◆ Exercise
Reproduce the entries exactly.

******

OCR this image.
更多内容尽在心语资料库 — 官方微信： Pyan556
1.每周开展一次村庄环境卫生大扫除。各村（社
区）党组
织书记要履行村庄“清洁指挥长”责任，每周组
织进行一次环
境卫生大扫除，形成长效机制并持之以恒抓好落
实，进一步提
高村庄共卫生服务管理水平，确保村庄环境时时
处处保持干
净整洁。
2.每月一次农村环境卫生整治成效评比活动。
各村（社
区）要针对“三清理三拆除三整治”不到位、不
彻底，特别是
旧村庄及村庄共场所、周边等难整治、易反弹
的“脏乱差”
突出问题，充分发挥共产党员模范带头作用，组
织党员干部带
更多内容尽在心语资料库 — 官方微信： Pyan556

******

◆ Full response
OCR this image.
更多内容尽在心语资料库 — 官方微信： Pyan556
1.每周开展一次村庄环境卫生大扫除。各村（社
区）党组
织书记要履行村庄“清洁指挥长”责任，每周组
织进行一次环
境卫生大扫除，形成长效机制并持之以恒抓好落
实，进一步提
高村庄共卫生服务管理水平，确保村庄环境时时
处处保持干
净整洁。
2.每月一次农村环境卫生整治成效评比活动。
各村（社
区）要针对“三清理三拆除三整治”不到位、不
彻底，特别是
旧村庄及村庄共场所、周边等难整治、易反弹
的“脏乱差”
突出问题，充分发挥共产党员模范带头作用，组
织党员干部带
更多内容尽在心语资料库 — 官方微信： Pyan556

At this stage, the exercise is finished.